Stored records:
* begin *
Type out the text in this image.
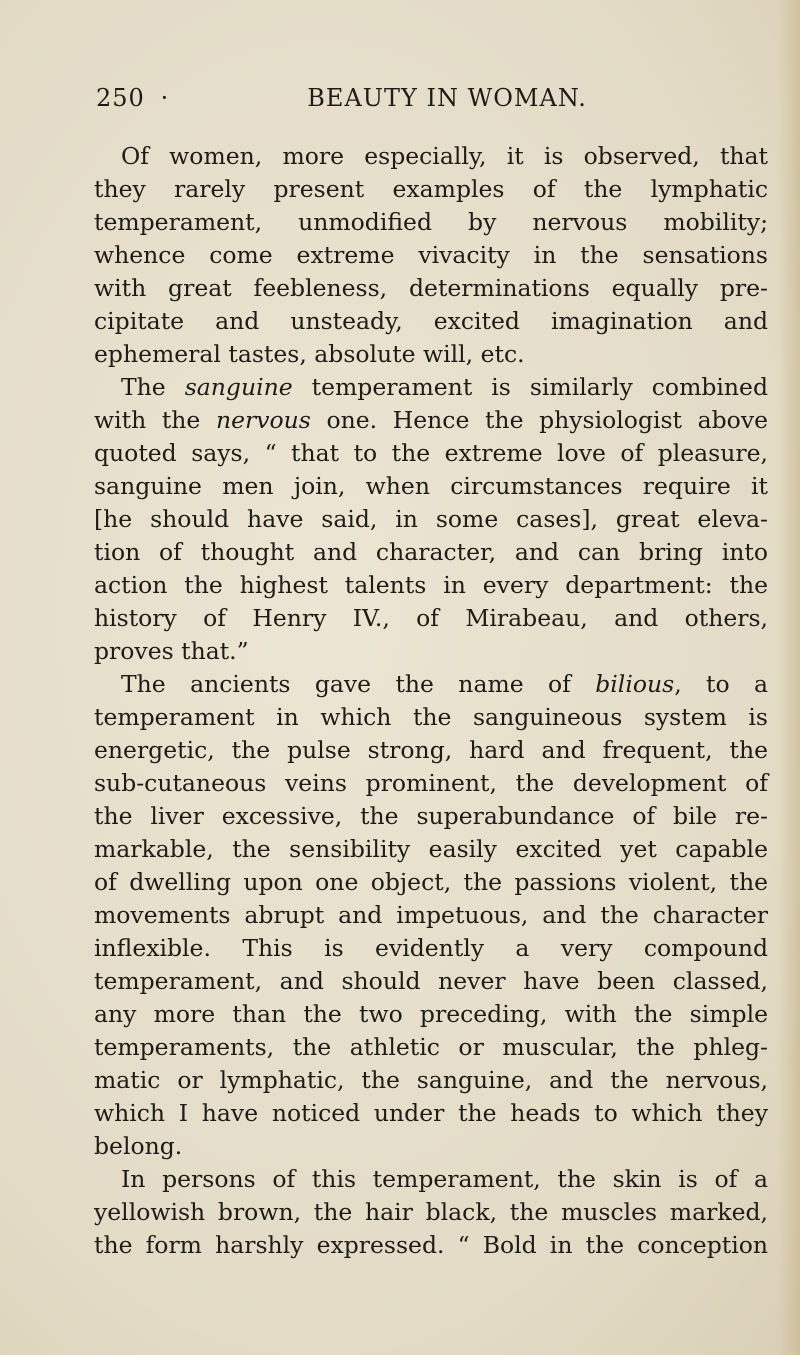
250 ·	BEAUTY IN WOMAN.
Of women, more especially, it is observed, that
they rarely present examples of the lymphatic
temperament, unmodified by nervous mobility;
whence come extreme vivacity in the sensations
with great feebleness, determinations equally pre-
cipitate and unsteady, excited imagination and
ephemeral tastes, absolute will, etc.
The sanguine temperament is similarly combined
with the nervous one. Hence the physiologist above
quoted says, “ that to the extreme love of pleasure,
sanguine men join, when circumstances require it
[he should have said, in some cases], great eleva-
tion of thought and character, and can bring into
action the highest talents in every department: the
history of Henry IV., of Mirabeau, and others,
proves that.”
The ancients gave the name of bilious, to a
temperament in which the sanguineous system is
energetic, the pulse strong, hard and frequent, the
sub-cutaneous veins prominent, the development of
the liver excessive, the superabundance of bile re-
markable, the sensibility easily excited yet capable
of dwelling upon one object, the passions violent, the
movements abrupt and impetuous, and the character
inflexible. This is evidently a very compound
temperament, and should never have been classed,
any more than the two preceding, with the simple
temperaments, the athletic or muscular, the phleg-
matic or lymphatic, the sanguine, and the nervous,
which I have noticed under the heads to which they
belong.
In persons of this temperament, the skin is of a
yellowish brown, the hair black, the muscles marked,
the form harshly expressed. “ Bold in the conception
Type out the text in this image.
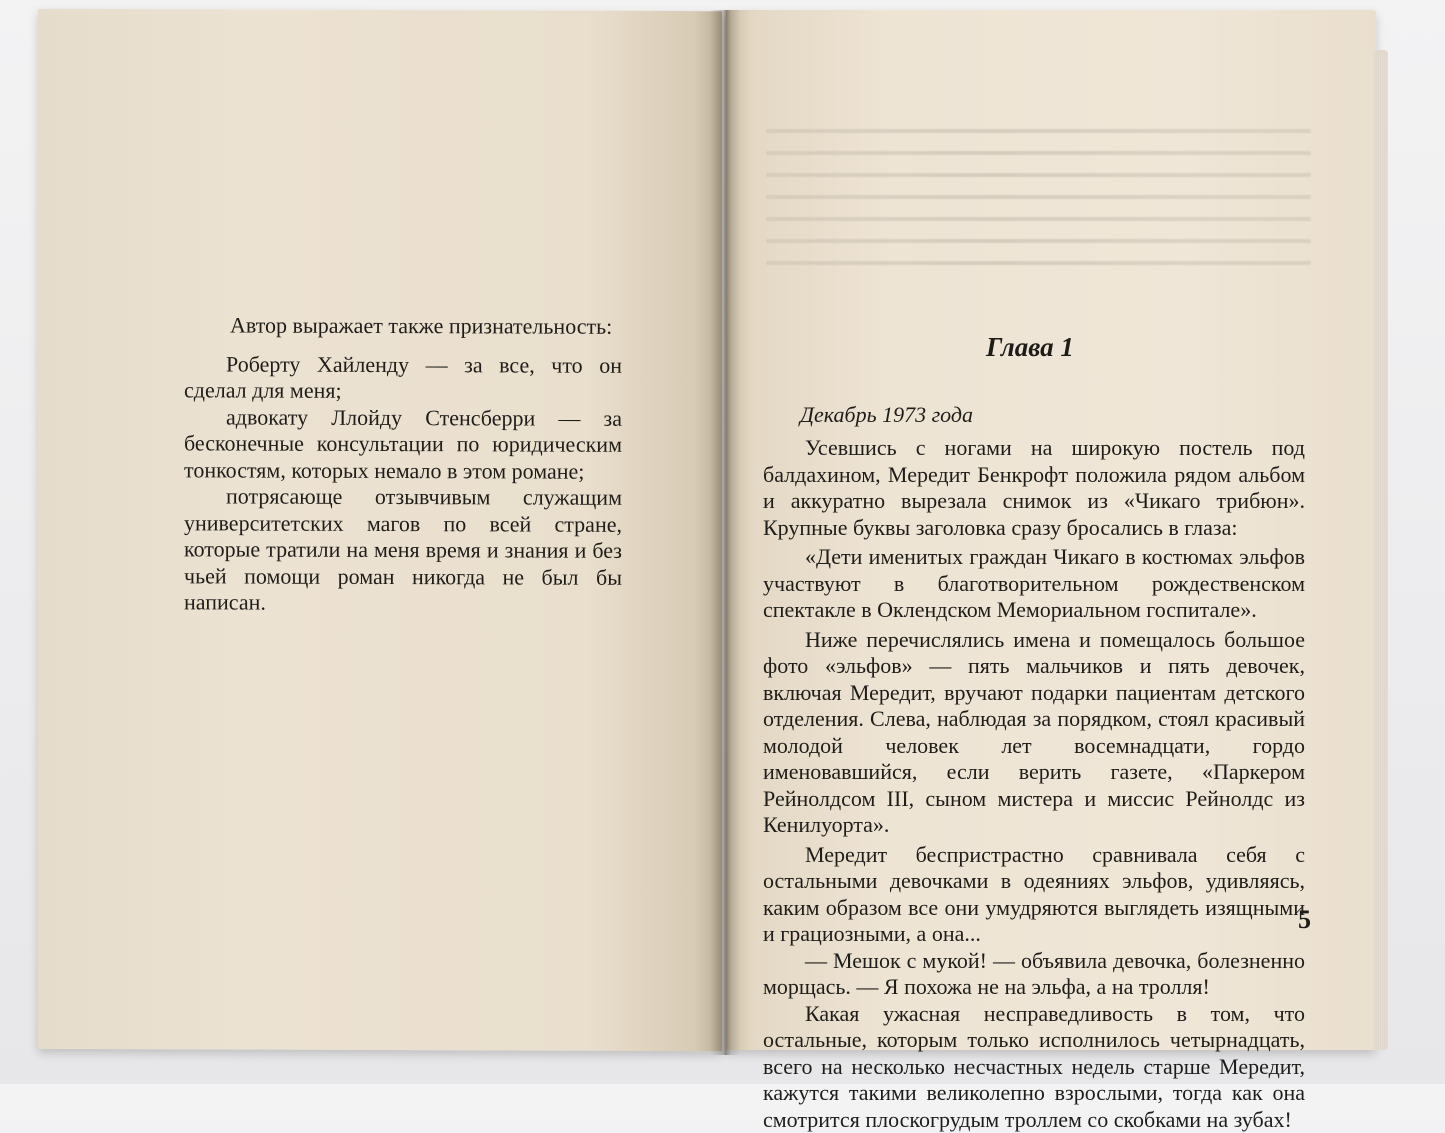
Автор выражает также признательность:

Роберту Хайленду — за все, что он сделал для меня;

адвокату Ллойду Стенсберри — за бесконечные консультации по юридическим тонкостям, которых немало в этом романе;

потрясающе отзывчивым служащим университетских магов по всей стране, которые тратили на меня время и знания и без чьей помощи роман никогда не был бы написан.

Глава 1
Декабрь 1973 года

Усевшись с ногами на широкую постель под балдахином, Мередит Бенкрофт положила рядом альбом и аккуратно вырезала снимок из «Чикаго трибюн». Крупные буквы заголовка сразу бросались в глаза:

«Дети именитых граждан Чикаго в костюмах эльфов участвуют в благотворительном рождественском спектакле в Оклендском Мемориальном госпитале».

Ниже перечислялись имена и помещалось большое фото «эльфов» — пять мальчиков и пять девочек, включая Мередит, вручают подарки пациентам детского отделения. Слева, наблюдая за порядком, стоял красивый молодой человек лет восемнадцати, гордо именовавшийся, если верить газете, «Паркером Рейнолдсом III, сыном мистера и миссис Рейнолдс из Кенилуорта».

Мередит беспристрастно сравнивала себя с остальными девочками в одеяниях эльфов, удивляясь, каким образом все они умудряются выглядеть изящными и грациозными, а она...

— Мешок с мукой! — объявила девочка, болезненно морщась. — Я похожа не на эльфа, а на тролля!

Какая ужасная несправедливость в том, что остальные, которым только исполнилось четырнадцать, всего на несколько несчастных недель старше Мередит, кажутся такими великолепно взрослыми, тогда как она смотрится плоскогрудым троллем со скобками на зубах!

5
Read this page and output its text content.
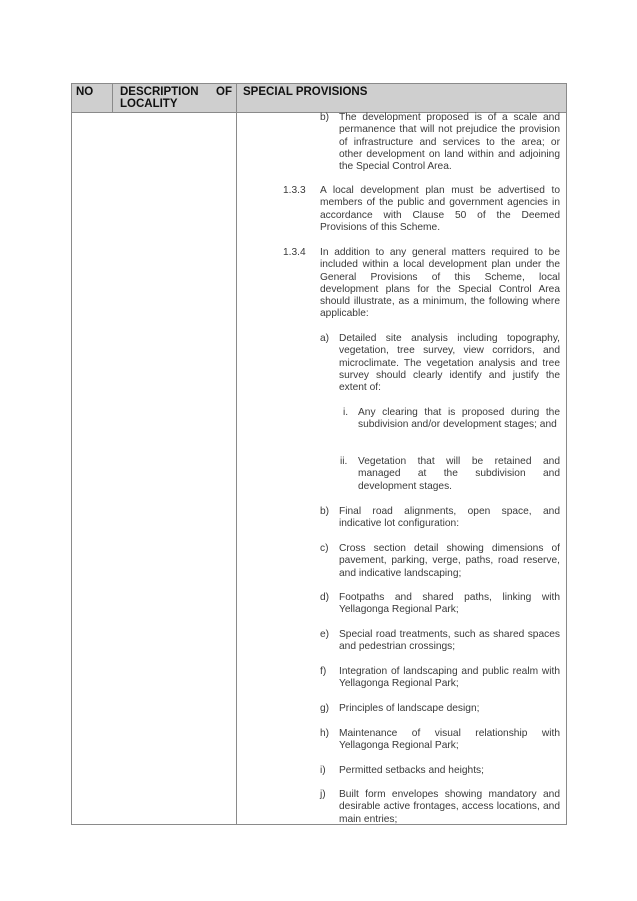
NO DESCRIPTION OF LOCALITY
SPECIAL PROVISIONS
b) The development proposed is of a scale and permanence that will not prejudice the provision of infrastructure and services to the area; or other development on land within and adjoining the Special Control Area.
1.3.3 A local development plan must be advertised to members of the public and government agencies in accordance with Clause 50 of the Deemed Provisions of this Scheme.
1.3.4 In addition to any general matters required to be included within a local development plan under the General Provisions of this Scheme, local development plans for the Special Control Area should illustrate, as a minimum, the following where applicable:
a) Detailed site analysis including topography, vegetation, tree survey, view corridors, and microclimate. The vegetation analysis and tree survey should clearly identify and justify the extent of:
i. Any clearing that is proposed during the subdivision and/or development stages; and
ii. Vegetation that will be retained and managed at the subdivision and development stages.
b) Final road alignments, open space, and indicative lot configuration:
c) Cross section detail showing dimensions of pavement, parking, verge, paths, road reserve, and indicative landscaping;
d) Footpaths and shared paths, linking with Yellagonga Regional Park;
e) Special road treatments, such as shared spaces and pedestrian crossings;
f) Integration of landscaping and public realm with Yellagonga Regional Park;
g) Principles of landscape design;
h) Maintenance of visual relationship with Yellagonga Regional Park;
i) Permitted setbacks and heights;
j) Built form envelopes showing mandatory and desirable active frontages, access locations, and main entries;
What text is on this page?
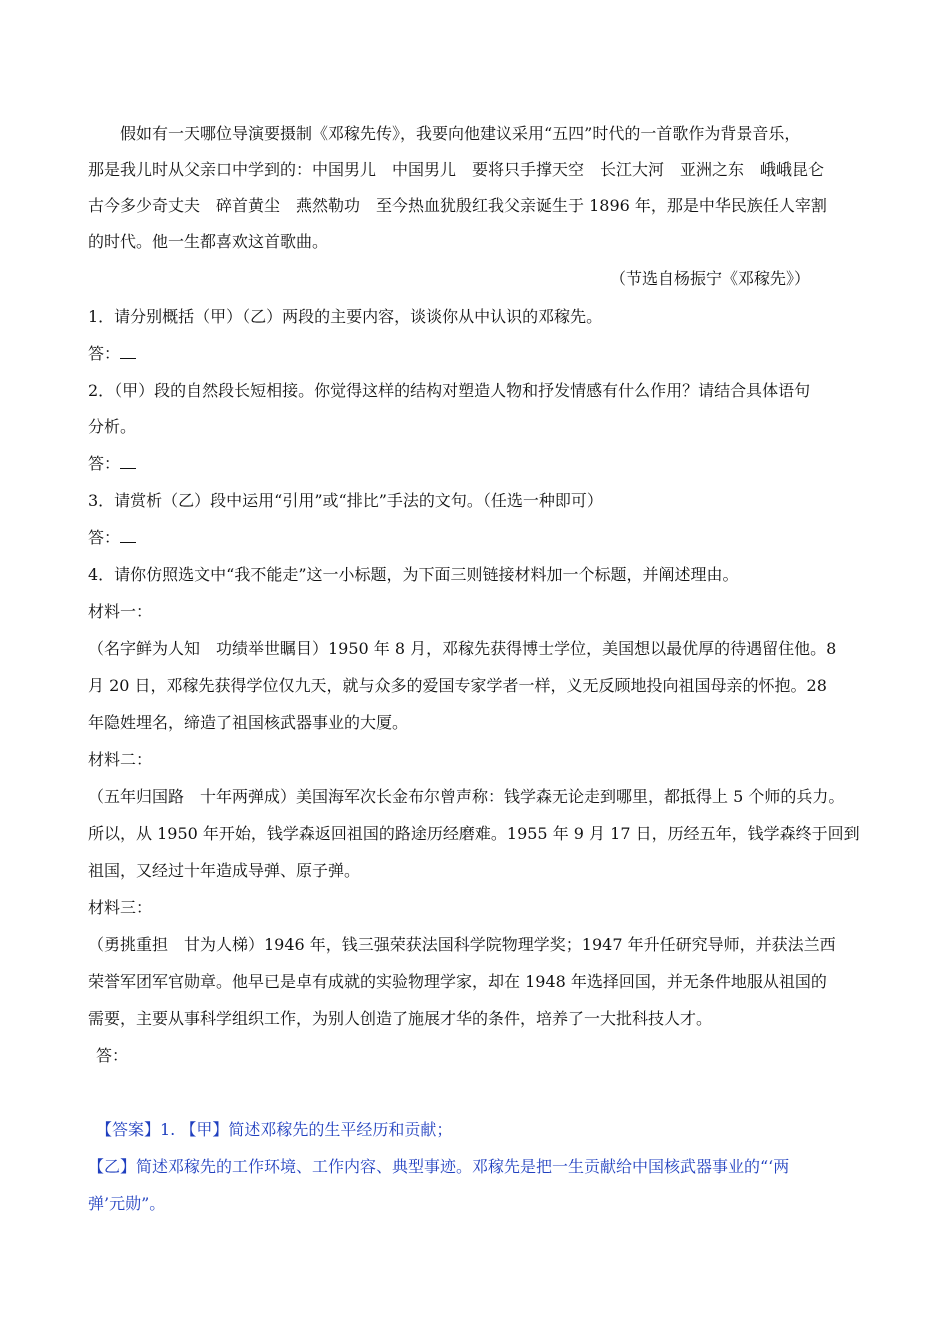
假如有一天哪位导演要摄制《邓稼先传》，我要向他建议采用“五四”时代的一首歌作为背景音乐，
那是我儿时从父亲口中学到的：中国男儿　中国男儿　要将只手撑天空　长江大河　亚洲之东　峨峨昆仑
古今多少奇丈夫　碎首黄尘　燕然勒功　至今热血犹殷红我父亲诞生于 1896 年，那是中华民族任人宰割
的时代。他一生都喜欢这首歌曲。
（节选自杨振宁《邓稼先》）
1．请分别概括（甲）（乙）两段的主要内容，谈谈你从中认识的邓稼先。
答：
2．（甲）段的自然段长短相接。你觉得这样的结构对塑造人物和抒发情感有什么作用？请结合具体语句
分析。
答：
3．请赏析（乙）段中运用“引用”或“排比”手法的文句。（任选一种即可）
答：
4．请你仿照选文中“我不能走”这一小标题，为下面三则链接材料加一个标题，并阐述理由。
材料一：
（名字鲜为人知　功绩举世瞩目）1950 年 8 月，邓稼先获得博士学位，美国想以最优厚的待遇留住他。8
月 20 日，邓稼先获得学位仅九天，就与众多的爱国专家学者一样，义无反顾地投向祖国母亲的怀抱。28
年隐姓埋名，缔造了祖国核武器事业的大厦。
材料二：
（五年归国路　十年两弹成）美国海军次长金布尔曾声称：钱学森无论走到哪里，都抵得上 5 个师的兵力。
所以，从 1950 年开始，钱学森返回祖国的路途历经磨难。1955 年 9 月 17 日，历经五年，钱学森终于回到
祖国，又经过十年造成导弹、原子弹。
材料三：
（勇挑重担　甘为人梯）1946 年，钱三强荣获法国科学院物理学奖；1947 年升任研究导师，并获法兰西
荣誉军团军官勋章。他早已是卓有成就的实验物理学家，却在 1948 年选择回国，并无条件地服从祖国的
需要，主要从事科学组织工作，为别人创造了施展才华的条件，培养了一大批科技人才。
答：
【答案】1. 【甲】简述邓稼先的生平经历和贡献；
【乙】简述邓稼先的工作环境、工作内容、典型事迹。邓稼先是把一生贡献给中国核武器事业的“‘两
弹’元勋”。
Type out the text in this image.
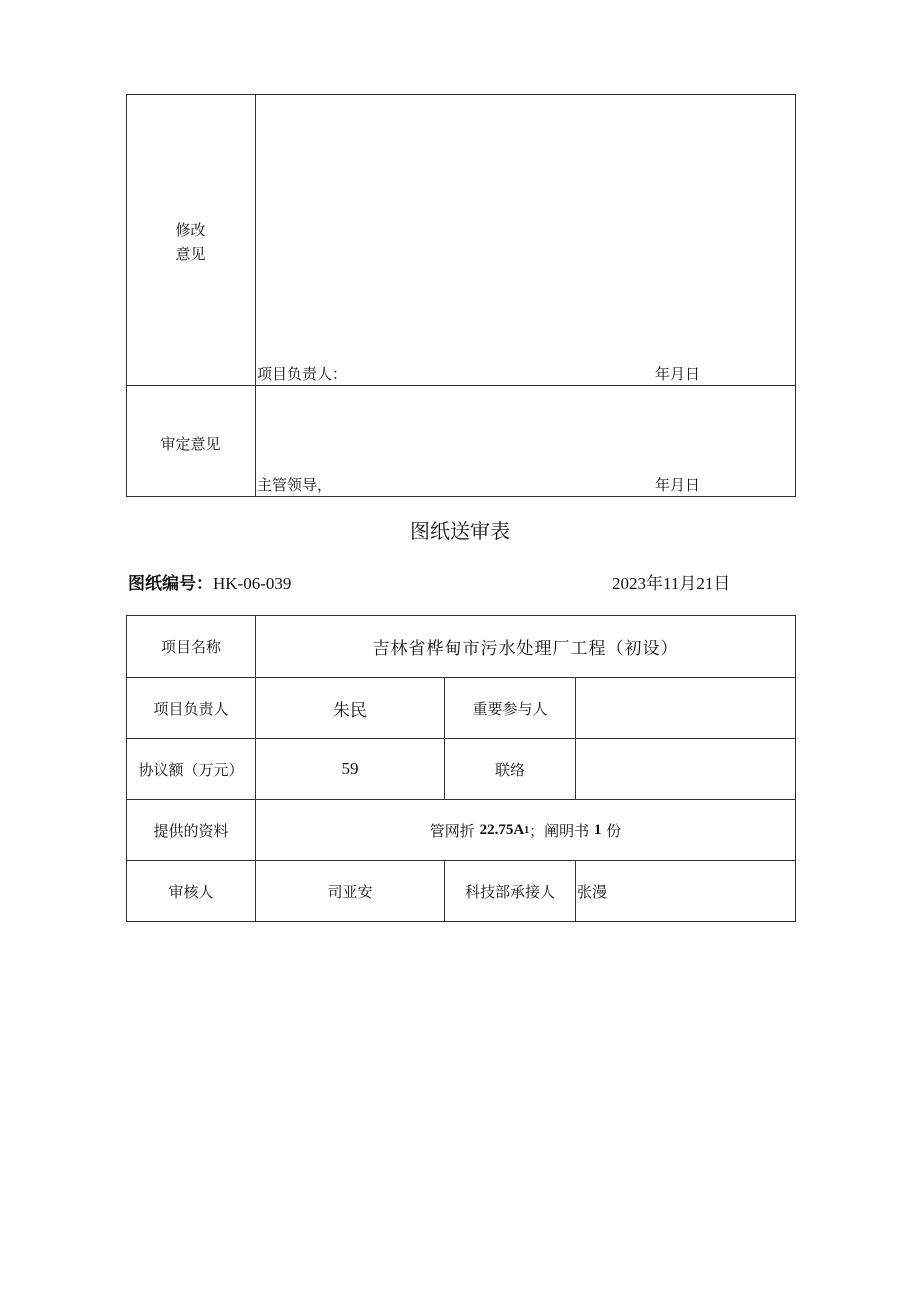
修改
意见
项目负责人：	年月日
审定意见
主管领导，	年月日
图纸送审表
图纸编号：HK-06-039	2023年11月21日
项目名称	吉林省桦甸市污水处理厂工程（初设）
项目负责人	朱民	重要参与人
协议额（万元）	59	联络
提供的资料	管网折 22.75A 1 ；阐明书 1 份
审核人	司亚安	科技部承接人	张漫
* end *
Exercise prompt — Transcribe the preceding listing in its entirety and with exact wording, leaving out pictures.

Full answer —
Type out the text in this image.
250 ·	BEAUTY IN WOMAN.
Of women, more especially, it is observed, that
they rarely present examples of the lymphatic
temperament, unmodified by nervous mobility;
whence come extreme vivacity in the sensations
with great feebleness, determinations equally pre-
cipitate and unsteady, excited imagination and
ephemeral tastes, absolute will, etc.
The sanguine temperament is similarly combined
with the nervous one. Hence the physiologist above
quoted says, “ that to the extreme love of pleasure,
sanguine men join, when circumstances require it
[he should have said, in some cases], great eleva-
tion of thought and character, and can bring into
action the highest talents in every department: the
history of Henry IV., of Mirabeau, and others,
proves that.”
The ancients gave the name of bilious, to a
temperament in which the sanguineous system is
energetic, the pulse strong, hard and frequent, the
sub-cutaneous veins prominent, the development of
the liver excessive, the superabundance of bile re-
markable, the sensibility easily excited yet capable
of dwelling upon one object, the passions violent, the
movements abrupt and impetuous, and the character
inflexible. This is evidently a very compound
temperament, and should never have been classed,
any more than the two preceding, with the simple
temperaments, the athletic or muscular, the phleg-
matic or lymphatic, the sanguine, and the nervous,
which I have noticed under the heads to which they
belong.
In persons of this temperament, the skin is of a
yellowish brown, the hair black, the muscles marked,
the form harshly expressed. “ Bold in the conception
Type out the text in this image.
Автор выражает также признательность:

Роберту Хайленду — за все, что он сделал для меня;

адвокату Ллойду Стенсберри — за бесконечные консультации по юридическим тонкостям, которых немало в этом романе;

потрясающе отзывчивым служащим университетских магов по всей стране, которые тратили на меня время и знания и без чьей помощи роман никогда не был бы написан.

Глава 1
Декабрь 1973 года

Усевшись с ногами на широкую постель под балдахином, Мередит Бенкрофт положила рядом альбом и аккуратно вырезала снимок из «Чикаго трибюн». Крупные буквы заголовка сразу бросались в глаза:

«Дети именитых граждан Чикаго в костюмах эльфов участвуют в благотворительном рождественском спектакле в Оклендском Мемориальном госпитале».

Ниже перечислялись имена и помещалось большое фото «эльфов» — пять мальчиков и пять девочек, включая Мередит, вручают подарки пациентам детского отделения. Слева, наблюдая за порядком, стоял красивый молодой человек лет восемнадцати, гордо именовавшийся, если верить газете, «Паркером Рейнолдсом III, сыном мистера и миссис Рейнолдс из Кенилуорта».

Мередит беспристрастно сравнивала себя с остальными девочками в одеяниях эльфов, удивляясь, каким образом все они умудряются выглядеть изящными и грациозными, а она...

— Мешок с мукой! — объявила девочка, болезненно морщась. — Я похожа не на эльфа, а на тролля!

Какая ужасная несправедливость в том, что остальные, которым только исполнилось четырнадцать, всего на несколько несчастных недель старше Мередит, кажутся такими великолепно взрослыми, тогда как она смотрится плоскогрудым троллем со скобками на зубах!

5
Read this page and output its text content.
NO DESCRIPTION OF LOCALITY
SPECIAL PROVISIONS
b) The development proposed is of a scale and permanence that will not prejudice the provision of infrastructure and services to the area; or other development on land within and adjoining the Special Control Area.
1.3.3 A local development plan must be advertised to members of the public and government agencies in accordance with Clause 50 of the Deemed Provisions of this Scheme.
1.3.4 In addition to any general matters required to be included within a local development plan under the General Provisions of this Scheme, local development plans for the Special Control Area should illustrate, as a minimum, the following where applicable:
a) Detailed site analysis including topography, vegetation, tree survey, view corridors, and microclimate. The vegetation analysis and tree survey should clearly identify and justify the extent of:
i. Any clearing that is proposed during the subdivision and/or development stages; and
ii. Vegetation that will be retained and managed at the subdivision and development stages.
b) Final road alignments, open space, and indicative lot configuration:
c) Cross section detail showing dimensions of pavement, parking, verge, paths, road reserve, and indicative landscaping;
d) Footpaths and shared paths, linking with Yellagonga Regional Park;
e) Special road treatments, such as shared spaces and pedestrian crossings;
f) Integration of landscaping and public realm with Yellagonga Regional Park;
g) Principles of landscape design;
h) Maintenance of visual relationship with Yellagonga Regional Park;
i) Permitted setbacks and heights;
j) Built form envelopes showing mandatory and desirable active frontages, access locations, and main entries;
What text is on this page?
假如有一天哪位导演要摄制《邓稼先传》，我要向他建议采用“五四”时代的一首歌作为背景音乐，
那是我儿时从父亲口中学到的：中国男儿　中国男儿　要将只手撑天空　长江大河　亚洲之东　峨峨昆仑
古今多少奇丈夫　碎首黄尘　燕然勒功　至今热血犹殷红我父亲诞生于 1896 年，那是中华民族任人宰割
的时代。他一生都喜欢这首歌曲。
（节选自杨振宁《邓稼先》）
1．请分别概括（甲）（乙）两段的主要内容，谈谈你从中认识的邓稼先。
答：
2．（甲）段的自然段长短相接。你觉得这样的结构对塑造人物和抒发情感有什么作用？请结合具体语句
分析。
答：
3．请赏析（乙）段中运用“引用”或“排比”手法的文句。（任选一种即可）
答：
4．请你仿照选文中“我不能走”这一小标题，为下面三则链接材料加一个标题，并阐述理由。
材料一：
（名字鲜为人知　功绩举世瞩目）1950 年 8 月，邓稼先获得博士学位，美国想以最优厚的待遇留住他。8
月 20 日，邓稼先获得学位仅九天，就与众多的爱国专家学者一样，义无反顾地投向祖国母亲的怀抱。28
年隐姓埋名，缔造了祖国核武器事业的大厦。
材料二：
（五年归国路　十年两弹成）美国海军次长金布尔曾声称：钱学森无论走到哪里，都抵得上 5 个师的兵力。
所以，从 1950 年开始，钱学森返回祖国的路途历经磨难。1955 年 9 月 17 日，历经五年，钱学森终于回到
祖国，又经过十年造成导弹、原子弹。
材料三：
（勇挑重担　甘为人梯）1946 年，钱三强荣获法国科学院物理学奖；1947 年升任研究导师，并获法兰西
荣誉军团军官勋章。他早已是卓有成就的实验物理学家，却在 1948 年选择回国，并无条件地服从祖国的
需要，主要从事科学组织工作，为别人创造了施展才华的条件，培养了一大批科技人才。
答：
【答案】1. 【甲】简述邓稼先的生平经历和贡献；
【乙】简述邓稼先的工作环境、工作内容、典型事迹。邓稼先是把一生贡献给中国核武器事业的“‘两
弹’元勋”。
Type out the text in this image.
修改
意见
项目负责人：	年月日
审定意见
主管领导，	年月日
图纸送审表
图纸编号：HK-06-039	2023年11月21日
项目名称	吉林省桦甸市污水处理厂工程（初设）
项目负责人	朱民	重要参与人
协议额（万元）	59	联络
提供的资料	管网折 22.75A 1 ；阐明书 1 份
审核人	司亚安	科技部承接人	张漫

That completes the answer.